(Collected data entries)
- - -

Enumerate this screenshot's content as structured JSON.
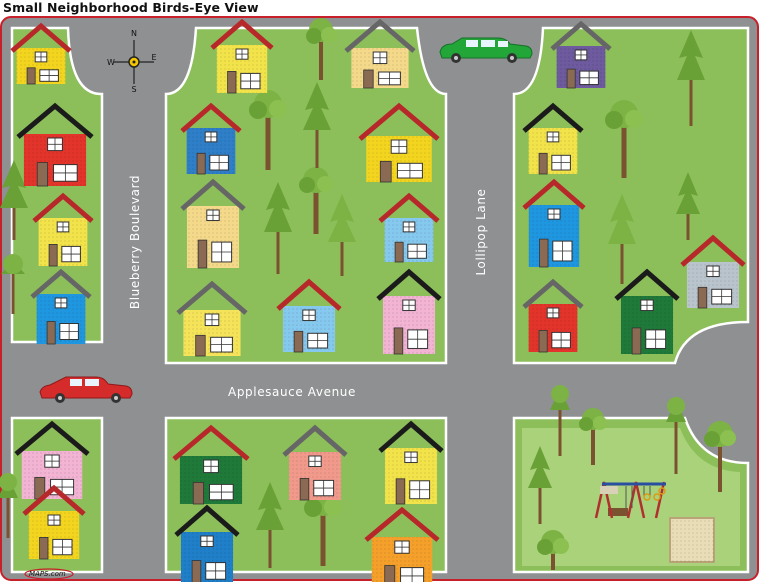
{
  "title": "Small Neighborhood Birds-Eye View",
  "streets": {
    "vertical_left": "Blueberry Boulevard",
    "vertical_right": "Lollipop Lane",
    "horizontal": "Applesauce Avenue"
  },
  "compass": {
    "n": "N",
    "s": "S",
    "e": "E",
    "w": "W"
  },
  "logo": "MAPS.com",
  "colors": {
    "grass": "#8cbf5a",
    "road": "#8f9092",
    "park": "#a9d27a",
    "border": "#c8202a",
    "car_red": "#d62b2b",
    "car_green": "#23a638"
  }
}
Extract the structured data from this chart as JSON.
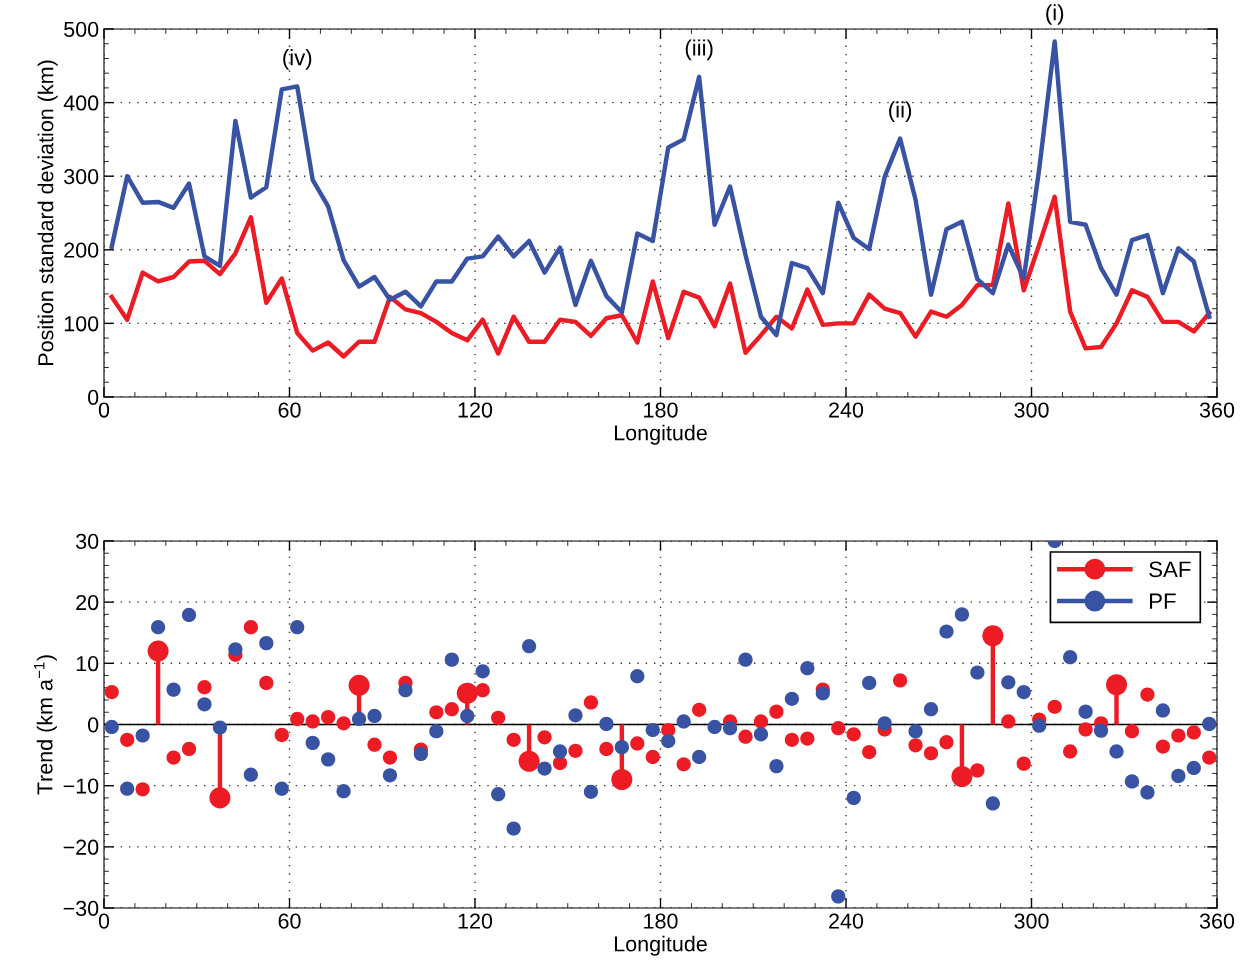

- - -

◆ **Task prompt**: Leave the pictures out and output the rest of the listing exactly.

◆ **Task response**:
Enumerate this screenshot's content as structured JSON.
{
  "title": "Small Neighborhood Birds-Eye View",
  "streets": {
    "vertical_left": "Blueberry Boulevard",
    "vertical_right": "Lollipop Lane",
    "horizontal": "Applesauce Avenue"
  },
  "compass": {
    "n": "N",
    "s": "S",
    "e": "E",
    "w": "W"
  },
  "logo": "MAPS.com",
  "colors": {
    "grass": "#8cbf5a",
    "road": "#8f9092",
    "park": "#a9d27a",
    "border": "#c8202a",
    "car_red": "#d62b2b",
    "car_green": "#23a638"
  }
}
Extract the structured data from this chart as JSON.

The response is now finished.